▸ **OPDRACHT**
Geef aan in hoeveel regels van de gegevens hieronder het woord "title" voorkomt. Noem alleen het aantal.

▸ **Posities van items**
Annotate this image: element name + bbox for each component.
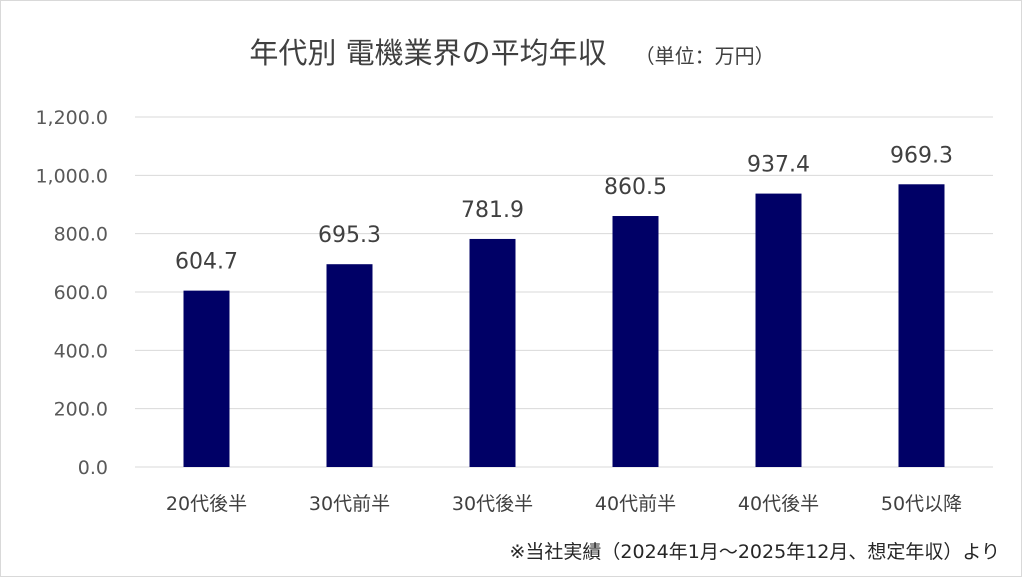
y-axis-ticks: 0.0 200.0 400.0 600.0 800.0 1,000.0 1,200.0	[35, 107, 108, 479]
y-tick-label: 800.0	[54, 224, 108, 246]
bars	[183, 184, 945, 467]
x-category-label: 50代以降	[881, 493, 962, 515]
bar	[326, 264, 373, 467]
x-category-label: 30代後半	[452, 493, 533, 515]
x-category-label: 20代後半	[166, 493, 247, 515]
bar	[469, 238, 516, 467]
gridlines	[135, 116, 993, 468]
x-category-label: 40代後半	[738, 493, 819, 515]
bar-value-label: 695.3	[318, 223, 381, 248]
bar	[755, 193, 802, 467]
y-tick-label: 600.0	[54, 282, 108, 304]
bar-value-label: 781.9	[461, 198, 524, 223]
y-tick-label: 1,200.0	[35, 107, 108, 129]
bar-value-label: 969.3	[890, 143, 953, 168]
bar	[183, 290, 230, 467]
unit-note: （単位：万円）	[634, 44, 775, 68]
bar	[898, 184, 945, 467]
x-category-label: 30代前半	[309, 493, 390, 515]
data-labels: 604.7 695.3 781.9 860.5 937.4 969.3	[175, 143, 953, 274]
x-axis-categories: 20代後半 30代前半 30代後半 40代前半 40代後半 50代以降	[166, 493, 962, 515]
bar	[612, 216, 659, 467]
y-tick-label: 200.0	[54, 399, 108, 421]
chart-title: 年代別 電機業界の平均年収	[249, 36, 607, 70]
bar-value-label: 860.5	[604, 175, 667, 200]
x-category-label: 40代前半	[595, 493, 676, 515]
bar-value-label: 937.4	[747, 153, 810, 178]
chart-title-block: 年代別 電機業界の平均年収 （単位：万円）	[0, 30, 1024, 72]
y-tick-label: 0.0	[78, 457, 108, 479]
footnote: ※当社実績（2024年1月～2025年12月、想定年収）より	[509, 541, 1000, 563]
bar-value-label: 604.7	[175, 250, 238, 275]
y-tick-label: 400.0	[54, 340, 108, 362]
y-tick-label: 1,000.0	[35, 165, 108, 187]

▸ **ANTWOORD**
2